* **Work to do**: Scan the records for the word "data". Copy each line that includes it.
■ ■ ■ ■
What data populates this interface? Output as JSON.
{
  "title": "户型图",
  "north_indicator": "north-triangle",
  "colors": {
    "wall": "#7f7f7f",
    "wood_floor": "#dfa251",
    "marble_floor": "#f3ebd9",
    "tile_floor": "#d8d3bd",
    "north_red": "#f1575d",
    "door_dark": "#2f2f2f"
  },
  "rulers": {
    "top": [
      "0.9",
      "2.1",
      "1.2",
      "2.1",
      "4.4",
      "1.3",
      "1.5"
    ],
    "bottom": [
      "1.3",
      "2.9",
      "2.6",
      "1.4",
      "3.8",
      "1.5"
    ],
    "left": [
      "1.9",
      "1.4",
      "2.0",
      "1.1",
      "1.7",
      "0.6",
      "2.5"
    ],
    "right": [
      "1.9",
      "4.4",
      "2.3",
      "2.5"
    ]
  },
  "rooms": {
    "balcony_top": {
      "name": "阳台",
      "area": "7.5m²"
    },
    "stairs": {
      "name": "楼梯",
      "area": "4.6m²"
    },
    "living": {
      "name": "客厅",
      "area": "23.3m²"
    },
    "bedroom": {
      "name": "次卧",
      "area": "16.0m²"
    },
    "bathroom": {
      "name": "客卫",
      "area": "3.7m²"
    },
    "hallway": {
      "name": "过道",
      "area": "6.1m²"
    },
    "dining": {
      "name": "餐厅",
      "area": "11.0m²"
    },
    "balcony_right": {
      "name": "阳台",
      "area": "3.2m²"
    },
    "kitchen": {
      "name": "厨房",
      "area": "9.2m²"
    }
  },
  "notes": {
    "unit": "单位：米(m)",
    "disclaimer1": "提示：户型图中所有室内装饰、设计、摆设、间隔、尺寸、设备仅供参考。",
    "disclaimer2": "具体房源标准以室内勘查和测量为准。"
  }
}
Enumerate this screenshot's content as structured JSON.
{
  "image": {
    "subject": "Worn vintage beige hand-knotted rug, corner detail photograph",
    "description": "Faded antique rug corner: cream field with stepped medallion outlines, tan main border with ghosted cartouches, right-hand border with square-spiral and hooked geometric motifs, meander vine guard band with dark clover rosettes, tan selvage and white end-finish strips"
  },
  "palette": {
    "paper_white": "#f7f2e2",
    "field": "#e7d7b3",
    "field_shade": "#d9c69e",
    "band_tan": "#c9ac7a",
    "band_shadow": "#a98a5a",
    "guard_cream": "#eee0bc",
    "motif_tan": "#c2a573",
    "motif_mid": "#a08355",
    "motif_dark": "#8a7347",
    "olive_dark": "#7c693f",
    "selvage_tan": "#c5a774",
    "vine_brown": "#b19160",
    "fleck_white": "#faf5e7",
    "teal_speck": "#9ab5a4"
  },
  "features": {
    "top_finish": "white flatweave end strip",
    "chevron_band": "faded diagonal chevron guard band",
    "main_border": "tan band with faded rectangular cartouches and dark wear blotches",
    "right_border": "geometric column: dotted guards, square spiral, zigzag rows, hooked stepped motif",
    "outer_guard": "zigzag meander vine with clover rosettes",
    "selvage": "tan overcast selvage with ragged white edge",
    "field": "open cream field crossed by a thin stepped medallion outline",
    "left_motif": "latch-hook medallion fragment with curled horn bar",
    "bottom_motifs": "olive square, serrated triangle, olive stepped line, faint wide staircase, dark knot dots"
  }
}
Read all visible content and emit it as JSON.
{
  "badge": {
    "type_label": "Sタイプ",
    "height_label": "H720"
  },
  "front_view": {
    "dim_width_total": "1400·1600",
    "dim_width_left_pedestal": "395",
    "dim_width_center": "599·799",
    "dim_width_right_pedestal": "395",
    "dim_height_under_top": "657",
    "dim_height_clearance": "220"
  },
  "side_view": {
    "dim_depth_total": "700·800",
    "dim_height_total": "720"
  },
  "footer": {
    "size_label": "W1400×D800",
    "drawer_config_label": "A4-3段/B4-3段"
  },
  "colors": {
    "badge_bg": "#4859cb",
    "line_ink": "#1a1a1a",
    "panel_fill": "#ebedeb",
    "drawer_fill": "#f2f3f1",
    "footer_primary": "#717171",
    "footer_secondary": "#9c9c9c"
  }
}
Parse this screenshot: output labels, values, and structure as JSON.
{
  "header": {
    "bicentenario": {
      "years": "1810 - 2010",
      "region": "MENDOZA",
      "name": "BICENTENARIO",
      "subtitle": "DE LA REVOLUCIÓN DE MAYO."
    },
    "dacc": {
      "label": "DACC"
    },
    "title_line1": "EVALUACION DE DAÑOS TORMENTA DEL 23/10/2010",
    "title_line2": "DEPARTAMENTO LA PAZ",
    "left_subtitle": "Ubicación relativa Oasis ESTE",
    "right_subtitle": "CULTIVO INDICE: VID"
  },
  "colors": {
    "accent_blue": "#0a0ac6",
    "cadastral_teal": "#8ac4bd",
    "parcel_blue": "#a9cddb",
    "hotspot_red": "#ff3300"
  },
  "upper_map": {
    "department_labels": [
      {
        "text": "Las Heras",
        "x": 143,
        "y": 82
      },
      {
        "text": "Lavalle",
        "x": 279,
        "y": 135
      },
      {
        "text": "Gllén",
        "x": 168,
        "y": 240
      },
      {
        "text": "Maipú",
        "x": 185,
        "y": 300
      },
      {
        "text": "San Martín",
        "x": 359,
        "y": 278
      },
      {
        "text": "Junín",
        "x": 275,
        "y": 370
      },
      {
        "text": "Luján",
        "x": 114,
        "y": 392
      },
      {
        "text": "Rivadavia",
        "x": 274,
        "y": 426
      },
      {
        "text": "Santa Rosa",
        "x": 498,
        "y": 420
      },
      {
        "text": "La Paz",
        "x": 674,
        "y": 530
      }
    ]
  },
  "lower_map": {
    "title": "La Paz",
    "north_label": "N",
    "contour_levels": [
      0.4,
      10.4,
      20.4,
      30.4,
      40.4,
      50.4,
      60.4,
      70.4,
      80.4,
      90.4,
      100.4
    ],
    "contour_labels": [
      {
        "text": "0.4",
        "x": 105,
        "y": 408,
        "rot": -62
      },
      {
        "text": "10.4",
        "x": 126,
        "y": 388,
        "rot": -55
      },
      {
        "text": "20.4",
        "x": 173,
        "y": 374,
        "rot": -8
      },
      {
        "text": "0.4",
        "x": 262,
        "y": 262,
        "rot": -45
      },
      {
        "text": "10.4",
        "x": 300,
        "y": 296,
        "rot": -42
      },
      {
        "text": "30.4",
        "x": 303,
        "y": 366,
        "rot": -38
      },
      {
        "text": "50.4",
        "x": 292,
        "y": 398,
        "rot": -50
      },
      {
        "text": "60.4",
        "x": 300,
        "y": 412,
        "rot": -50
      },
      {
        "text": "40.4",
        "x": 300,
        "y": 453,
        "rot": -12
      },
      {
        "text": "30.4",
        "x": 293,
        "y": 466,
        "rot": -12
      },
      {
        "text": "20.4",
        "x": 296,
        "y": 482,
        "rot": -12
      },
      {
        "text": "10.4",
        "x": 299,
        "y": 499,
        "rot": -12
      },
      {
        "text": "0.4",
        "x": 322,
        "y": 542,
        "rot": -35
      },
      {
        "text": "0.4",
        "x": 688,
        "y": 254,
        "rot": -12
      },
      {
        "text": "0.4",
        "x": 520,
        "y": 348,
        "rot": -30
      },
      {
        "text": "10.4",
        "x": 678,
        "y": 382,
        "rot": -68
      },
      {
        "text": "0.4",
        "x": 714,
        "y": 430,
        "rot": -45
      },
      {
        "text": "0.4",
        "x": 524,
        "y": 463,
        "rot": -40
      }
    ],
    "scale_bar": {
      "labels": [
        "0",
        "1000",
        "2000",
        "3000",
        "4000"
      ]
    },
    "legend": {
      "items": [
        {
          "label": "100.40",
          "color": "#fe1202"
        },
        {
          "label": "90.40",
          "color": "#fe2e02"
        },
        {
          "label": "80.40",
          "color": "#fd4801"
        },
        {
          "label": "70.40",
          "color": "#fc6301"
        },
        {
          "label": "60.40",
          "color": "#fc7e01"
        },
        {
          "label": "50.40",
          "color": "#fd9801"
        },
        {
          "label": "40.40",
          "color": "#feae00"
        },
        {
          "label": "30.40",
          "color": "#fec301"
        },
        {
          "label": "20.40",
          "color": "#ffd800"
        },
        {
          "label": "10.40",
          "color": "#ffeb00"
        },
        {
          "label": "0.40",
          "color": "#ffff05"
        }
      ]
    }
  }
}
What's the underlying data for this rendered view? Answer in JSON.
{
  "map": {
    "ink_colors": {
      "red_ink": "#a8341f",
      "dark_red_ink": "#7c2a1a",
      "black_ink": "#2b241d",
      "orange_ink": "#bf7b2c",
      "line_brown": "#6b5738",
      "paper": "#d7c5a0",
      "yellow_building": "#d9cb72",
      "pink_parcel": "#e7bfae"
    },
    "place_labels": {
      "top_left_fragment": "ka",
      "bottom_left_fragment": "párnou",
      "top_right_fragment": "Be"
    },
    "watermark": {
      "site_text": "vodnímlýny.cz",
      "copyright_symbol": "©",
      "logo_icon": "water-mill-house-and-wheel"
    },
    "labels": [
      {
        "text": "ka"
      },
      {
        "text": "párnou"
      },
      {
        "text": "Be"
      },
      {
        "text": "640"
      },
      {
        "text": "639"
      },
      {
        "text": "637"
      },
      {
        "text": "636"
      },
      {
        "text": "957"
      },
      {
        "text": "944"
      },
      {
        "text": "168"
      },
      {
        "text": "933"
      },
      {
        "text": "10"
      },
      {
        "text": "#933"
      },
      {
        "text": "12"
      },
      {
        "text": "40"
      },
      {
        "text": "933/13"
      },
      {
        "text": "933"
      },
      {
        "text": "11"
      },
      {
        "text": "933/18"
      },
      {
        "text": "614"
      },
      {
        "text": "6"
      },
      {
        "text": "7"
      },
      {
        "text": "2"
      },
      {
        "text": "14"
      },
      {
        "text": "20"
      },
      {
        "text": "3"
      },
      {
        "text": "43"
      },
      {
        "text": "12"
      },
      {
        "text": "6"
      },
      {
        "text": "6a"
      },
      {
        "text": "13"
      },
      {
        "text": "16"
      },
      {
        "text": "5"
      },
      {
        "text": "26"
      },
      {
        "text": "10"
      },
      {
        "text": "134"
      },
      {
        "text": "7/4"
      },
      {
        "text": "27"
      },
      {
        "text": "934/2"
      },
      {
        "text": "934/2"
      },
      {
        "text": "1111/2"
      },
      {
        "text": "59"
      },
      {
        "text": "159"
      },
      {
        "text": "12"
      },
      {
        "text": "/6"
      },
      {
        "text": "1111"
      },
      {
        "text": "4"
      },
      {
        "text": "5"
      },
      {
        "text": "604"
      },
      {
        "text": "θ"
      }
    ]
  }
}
■ ■ ■ ■
* **Answer for this exercise**:
What data populates this interface? Output as JSON.
What's the underlying data for this rendered view? Answer in JSON.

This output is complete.